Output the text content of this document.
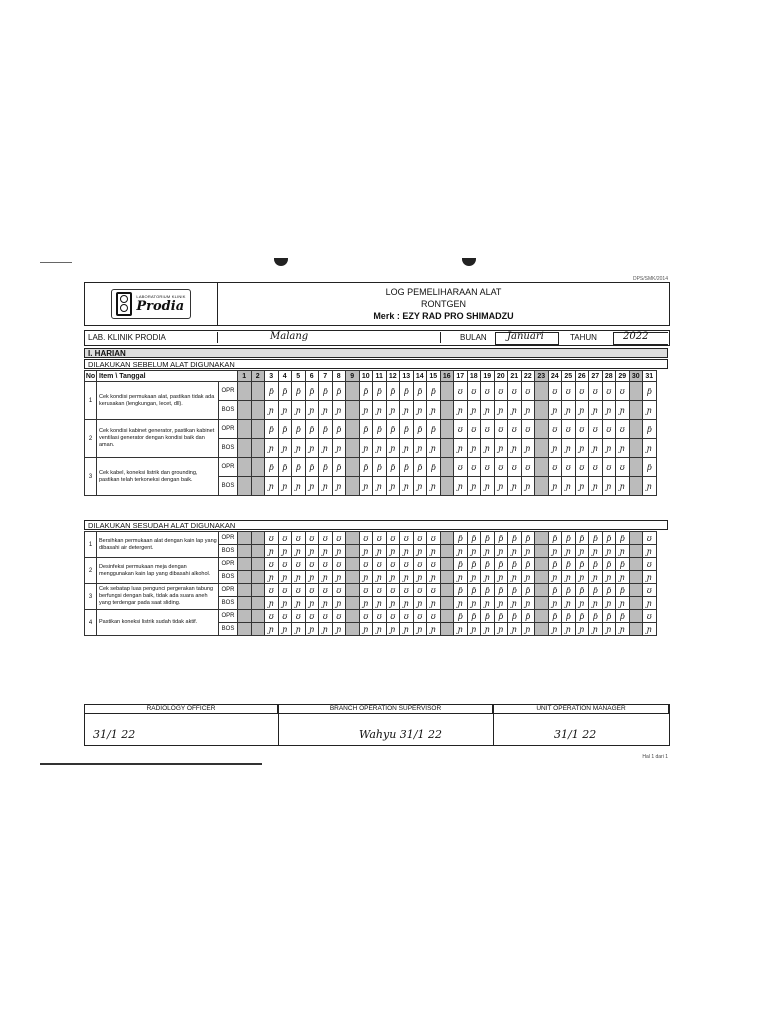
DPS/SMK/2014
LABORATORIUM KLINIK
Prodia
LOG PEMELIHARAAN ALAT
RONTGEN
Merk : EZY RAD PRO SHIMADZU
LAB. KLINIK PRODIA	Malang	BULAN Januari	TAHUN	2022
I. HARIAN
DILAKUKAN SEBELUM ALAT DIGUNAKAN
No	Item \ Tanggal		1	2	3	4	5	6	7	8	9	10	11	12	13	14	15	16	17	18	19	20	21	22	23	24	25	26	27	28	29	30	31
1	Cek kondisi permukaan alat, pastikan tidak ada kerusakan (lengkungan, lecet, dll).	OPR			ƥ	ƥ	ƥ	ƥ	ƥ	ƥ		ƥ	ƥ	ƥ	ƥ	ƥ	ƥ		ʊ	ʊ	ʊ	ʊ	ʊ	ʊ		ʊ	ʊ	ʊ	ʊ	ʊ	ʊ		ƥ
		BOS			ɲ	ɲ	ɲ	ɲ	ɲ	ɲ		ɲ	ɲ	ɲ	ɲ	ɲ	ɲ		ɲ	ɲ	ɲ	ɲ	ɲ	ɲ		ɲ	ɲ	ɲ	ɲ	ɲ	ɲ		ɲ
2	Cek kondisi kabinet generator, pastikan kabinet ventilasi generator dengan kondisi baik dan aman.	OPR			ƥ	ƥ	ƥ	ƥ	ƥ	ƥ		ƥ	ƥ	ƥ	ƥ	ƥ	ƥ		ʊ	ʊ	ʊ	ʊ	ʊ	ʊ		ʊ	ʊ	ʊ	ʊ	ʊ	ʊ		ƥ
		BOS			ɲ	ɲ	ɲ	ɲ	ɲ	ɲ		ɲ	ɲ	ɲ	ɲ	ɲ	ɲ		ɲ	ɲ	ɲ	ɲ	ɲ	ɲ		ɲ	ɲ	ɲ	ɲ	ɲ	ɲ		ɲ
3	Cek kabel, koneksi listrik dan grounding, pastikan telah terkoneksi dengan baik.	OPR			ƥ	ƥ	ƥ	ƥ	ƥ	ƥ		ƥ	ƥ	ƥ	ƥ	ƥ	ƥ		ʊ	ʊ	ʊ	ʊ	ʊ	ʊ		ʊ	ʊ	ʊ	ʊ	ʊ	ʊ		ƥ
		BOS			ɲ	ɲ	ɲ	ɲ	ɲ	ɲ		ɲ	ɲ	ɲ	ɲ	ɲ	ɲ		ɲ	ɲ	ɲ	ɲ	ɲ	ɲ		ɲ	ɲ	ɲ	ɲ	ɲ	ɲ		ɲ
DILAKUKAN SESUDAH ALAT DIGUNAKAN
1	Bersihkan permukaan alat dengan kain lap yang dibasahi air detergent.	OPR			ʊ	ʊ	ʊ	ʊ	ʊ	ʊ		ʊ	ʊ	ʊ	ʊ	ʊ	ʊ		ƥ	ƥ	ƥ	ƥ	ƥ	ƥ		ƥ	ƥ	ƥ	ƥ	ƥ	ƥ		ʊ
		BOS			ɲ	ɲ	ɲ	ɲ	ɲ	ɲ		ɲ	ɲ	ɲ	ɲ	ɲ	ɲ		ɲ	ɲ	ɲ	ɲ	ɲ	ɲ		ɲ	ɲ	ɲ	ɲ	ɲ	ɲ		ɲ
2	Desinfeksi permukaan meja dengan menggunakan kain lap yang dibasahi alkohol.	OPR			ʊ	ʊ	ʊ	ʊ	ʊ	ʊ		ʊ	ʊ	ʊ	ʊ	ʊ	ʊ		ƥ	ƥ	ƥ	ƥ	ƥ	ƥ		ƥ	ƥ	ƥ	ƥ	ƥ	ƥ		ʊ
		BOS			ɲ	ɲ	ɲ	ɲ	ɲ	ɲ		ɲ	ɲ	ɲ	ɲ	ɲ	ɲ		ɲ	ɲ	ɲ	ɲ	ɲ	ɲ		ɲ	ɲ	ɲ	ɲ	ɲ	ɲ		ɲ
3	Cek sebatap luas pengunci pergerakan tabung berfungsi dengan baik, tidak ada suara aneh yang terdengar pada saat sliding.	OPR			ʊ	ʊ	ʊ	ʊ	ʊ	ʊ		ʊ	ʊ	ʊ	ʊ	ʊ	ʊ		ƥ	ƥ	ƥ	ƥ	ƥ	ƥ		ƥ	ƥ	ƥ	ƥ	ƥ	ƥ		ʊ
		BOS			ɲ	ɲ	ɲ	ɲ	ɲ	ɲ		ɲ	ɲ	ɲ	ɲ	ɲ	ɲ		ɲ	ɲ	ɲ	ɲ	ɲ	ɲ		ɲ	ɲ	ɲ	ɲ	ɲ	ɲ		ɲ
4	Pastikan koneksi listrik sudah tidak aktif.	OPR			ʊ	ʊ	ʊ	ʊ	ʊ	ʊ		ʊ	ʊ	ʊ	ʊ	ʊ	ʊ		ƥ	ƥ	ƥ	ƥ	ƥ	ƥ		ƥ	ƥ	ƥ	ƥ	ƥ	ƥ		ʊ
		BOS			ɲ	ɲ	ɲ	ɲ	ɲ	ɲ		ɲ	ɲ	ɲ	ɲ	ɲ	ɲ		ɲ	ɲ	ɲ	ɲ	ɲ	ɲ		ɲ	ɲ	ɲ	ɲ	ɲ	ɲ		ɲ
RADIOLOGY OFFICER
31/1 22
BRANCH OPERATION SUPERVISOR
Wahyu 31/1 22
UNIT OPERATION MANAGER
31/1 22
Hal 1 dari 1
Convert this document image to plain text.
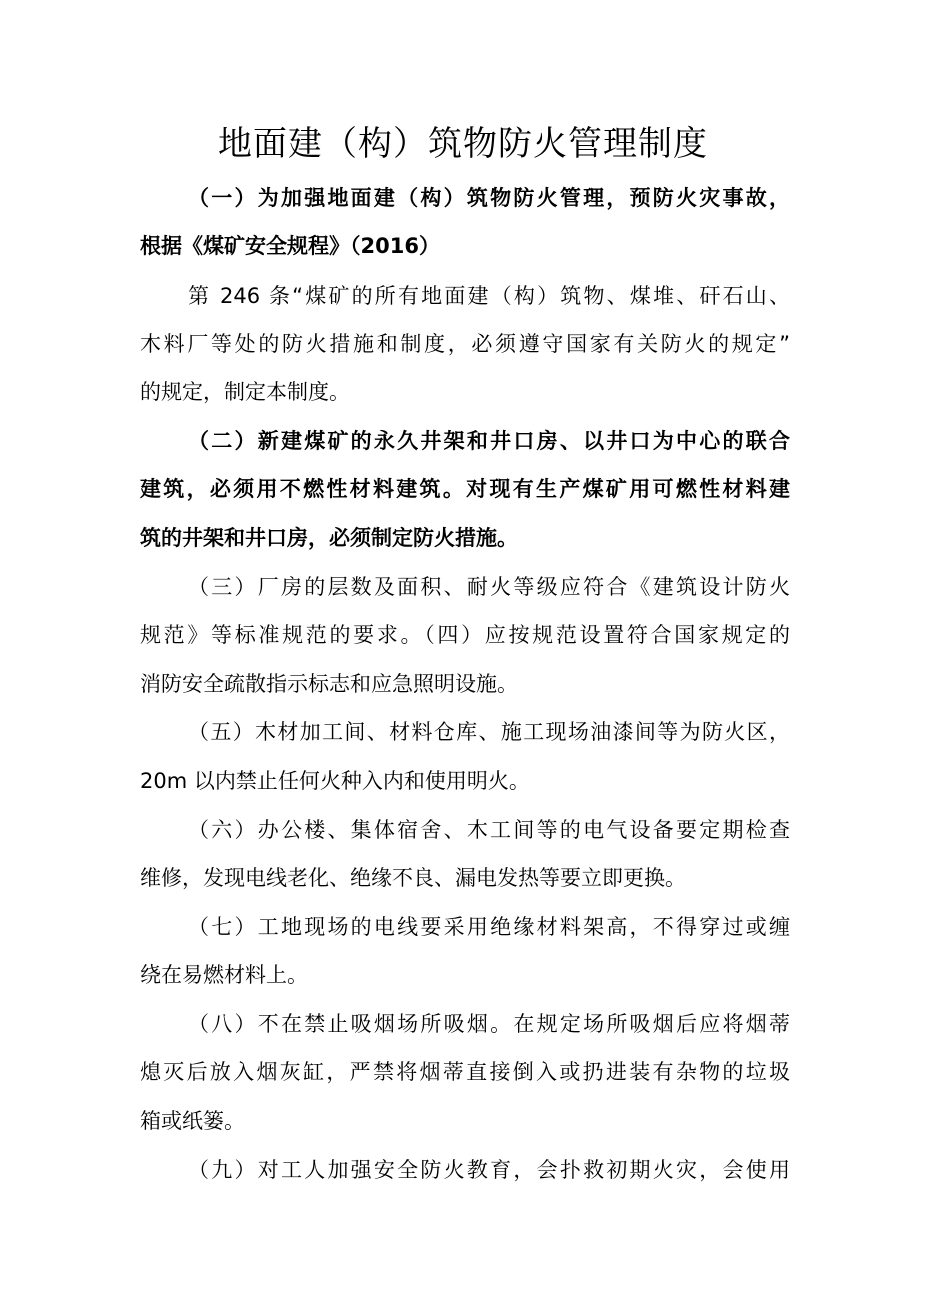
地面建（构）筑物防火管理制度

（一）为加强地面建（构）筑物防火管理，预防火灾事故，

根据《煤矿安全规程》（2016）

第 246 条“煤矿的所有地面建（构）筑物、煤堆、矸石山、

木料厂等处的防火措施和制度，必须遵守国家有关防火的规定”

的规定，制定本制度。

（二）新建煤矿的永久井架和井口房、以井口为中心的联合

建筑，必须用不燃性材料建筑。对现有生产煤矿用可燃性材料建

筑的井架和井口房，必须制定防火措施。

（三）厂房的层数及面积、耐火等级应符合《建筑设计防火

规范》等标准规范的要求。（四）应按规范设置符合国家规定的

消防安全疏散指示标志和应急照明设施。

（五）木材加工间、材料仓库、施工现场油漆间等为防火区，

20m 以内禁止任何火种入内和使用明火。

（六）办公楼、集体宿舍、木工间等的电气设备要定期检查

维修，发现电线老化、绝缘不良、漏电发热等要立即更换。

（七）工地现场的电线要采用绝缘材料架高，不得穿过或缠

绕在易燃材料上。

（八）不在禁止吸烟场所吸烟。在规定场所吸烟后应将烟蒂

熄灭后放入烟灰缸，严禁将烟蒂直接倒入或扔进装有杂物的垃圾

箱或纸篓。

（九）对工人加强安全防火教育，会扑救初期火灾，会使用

> _Task_
With pictures left out, extract the lines from the one containing "Convert this document image to plain text." to the end of the material above, both included, exactly as written.

> _Finished exercise_
Convert this document image to plain text.
地面建（构）筑物防火管理制度

（一）为加强地面建（构）筑物防火管理，预防火灾事故，

根据《煤矿安全规程》（2016）

第 246 条“煤矿的所有地面建（构）筑物、煤堆、矸石山、

木料厂等处的防火措施和制度，必须遵守国家有关防火的规定”

的规定，制定本制度。

（二）新建煤矿的永久井架和井口房、以井口为中心的联合

建筑，必须用不燃性材料建筑。对现有生产煤矿用可燃性材料建

筑的井架和井口房，必须制定防火措施。

（三）厂房的层数及面积、耐火等级应符合《建筑设计防火

规范》等标准规范的要求。（四）应按规范设置符合国家规定的

消防安全疏散指示标志和应急照明设施。

（五）木材加工间、材料仓库、施工现场油漆间等为防火区，

20m 以内禁止任何火种入内和使用明火。

（六）办公楼、集体宿舍、木工间等的电气设备要定期检查

维修，发现电线老化、绝缘不良、漏电发热等要立即更换。

（七）工地现场的电线要采用绝缘材料架高，不得穿过或缠

绕在易燃材料上。

（八）不在禁止吸烟场所吸烟。在规定场所吸烟后应将烟蒂

熄灭后放入烟灰缸，严禁将烟蒂直接倒入或扔进装有杂物的垃圾

箱或纸篓。

（九）对工人加强安全防火教育，会扑救初期火灾，会使用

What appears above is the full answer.